DraftKings Hacker Admits to Stealing $600K

Madison Teen Pleads Guilty to $600K DraftKings Cyber Fraud

A Madison, Wis. teenager has pleaded guilty to conspiracy to commit computer intrusion in connection to the theft of over $600,000 from approximately 1,600 DraftKings accounts. Joseph Garrison, 18, who once claimed that “fraud is fun,” could face up to five years in federal prison.

The teenager and others launched a credential-stuffing attack on the sportsbook on November 18, 2022, according to prosecutors. This type of cybercrime involves using stolen log-in credentials obtained from large-scale corporate data breaches to access accounts with the same passwords.

Once in, Garrison and his accomplices were able to add a new payment method, deposit $5 to verify the method, and then withdraw all existing funds from the accounts, court documents allege. The attack caused DraftKings’ shares to fall 5% on the Nasdaq, as investors feared a drop in consumer confidence in the mobile sportsbook, which had recently launched in many new US state markets.
·····
Copy the passage of the DraftKings fraud article between "DraftKings Hacker Admits" and "the same passwords.", inclusive, exactly as it appears.
·····
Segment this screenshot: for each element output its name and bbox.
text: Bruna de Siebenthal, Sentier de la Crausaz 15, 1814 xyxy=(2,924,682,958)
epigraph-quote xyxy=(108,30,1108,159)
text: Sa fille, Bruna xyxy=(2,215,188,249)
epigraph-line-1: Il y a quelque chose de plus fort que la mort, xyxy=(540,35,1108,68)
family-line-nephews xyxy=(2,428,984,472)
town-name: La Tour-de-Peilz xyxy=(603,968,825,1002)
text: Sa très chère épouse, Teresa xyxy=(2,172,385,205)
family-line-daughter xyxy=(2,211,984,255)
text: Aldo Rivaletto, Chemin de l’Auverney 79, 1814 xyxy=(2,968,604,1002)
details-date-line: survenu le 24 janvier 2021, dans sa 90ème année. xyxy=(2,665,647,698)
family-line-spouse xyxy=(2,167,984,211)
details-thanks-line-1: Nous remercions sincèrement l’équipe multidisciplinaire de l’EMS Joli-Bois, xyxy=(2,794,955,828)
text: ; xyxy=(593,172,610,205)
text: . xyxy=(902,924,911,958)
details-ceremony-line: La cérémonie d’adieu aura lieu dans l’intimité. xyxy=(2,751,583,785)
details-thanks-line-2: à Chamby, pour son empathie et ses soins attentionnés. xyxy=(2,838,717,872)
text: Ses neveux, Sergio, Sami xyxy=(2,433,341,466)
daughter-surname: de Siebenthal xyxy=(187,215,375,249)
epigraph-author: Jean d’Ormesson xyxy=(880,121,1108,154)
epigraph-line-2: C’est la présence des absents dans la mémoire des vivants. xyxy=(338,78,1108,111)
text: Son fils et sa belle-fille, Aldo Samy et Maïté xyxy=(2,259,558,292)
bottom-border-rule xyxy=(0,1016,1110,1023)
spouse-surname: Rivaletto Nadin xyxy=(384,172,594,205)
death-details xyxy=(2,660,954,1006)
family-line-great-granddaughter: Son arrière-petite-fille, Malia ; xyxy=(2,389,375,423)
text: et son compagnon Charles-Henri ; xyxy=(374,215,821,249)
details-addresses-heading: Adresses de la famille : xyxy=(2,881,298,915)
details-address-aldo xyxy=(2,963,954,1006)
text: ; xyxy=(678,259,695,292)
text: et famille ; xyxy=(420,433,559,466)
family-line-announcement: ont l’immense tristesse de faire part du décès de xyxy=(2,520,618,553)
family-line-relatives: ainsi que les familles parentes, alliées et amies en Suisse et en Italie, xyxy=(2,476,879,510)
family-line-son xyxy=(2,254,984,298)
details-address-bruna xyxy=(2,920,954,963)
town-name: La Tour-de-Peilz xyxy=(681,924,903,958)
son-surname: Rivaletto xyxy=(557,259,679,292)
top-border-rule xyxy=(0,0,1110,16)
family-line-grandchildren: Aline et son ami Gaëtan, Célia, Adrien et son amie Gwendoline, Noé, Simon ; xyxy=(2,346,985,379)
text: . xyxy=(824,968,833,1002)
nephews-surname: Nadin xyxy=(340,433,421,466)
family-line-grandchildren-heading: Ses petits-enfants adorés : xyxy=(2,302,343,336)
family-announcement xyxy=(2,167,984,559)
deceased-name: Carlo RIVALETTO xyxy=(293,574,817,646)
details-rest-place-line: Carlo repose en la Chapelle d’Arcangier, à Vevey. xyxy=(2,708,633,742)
·····
● **SOLUTION**
DraftKings Hacker Admits to Stealing $600K

Madison Teen Pleads Guilty to $600K DraftKings Cyber Fraud

A Madison, Wis. teenager has pleaded guilty to conspiracy to commit computer intrusion in connection to the theft of over $600,000 from approximately 1,600 DraftKings accounts. Joseph Garrison, 18, who once claimed that “fraud is fun,” could face up to five years in federal prison.

The teenager and others launched a credential-stuffing attack on the sportsbook on November 18, 2022, according to prosecutors. This type of cybercrime involves using stolen log-in credentials obtained from large-scale corporate data breaches to access accounts with the same passwords.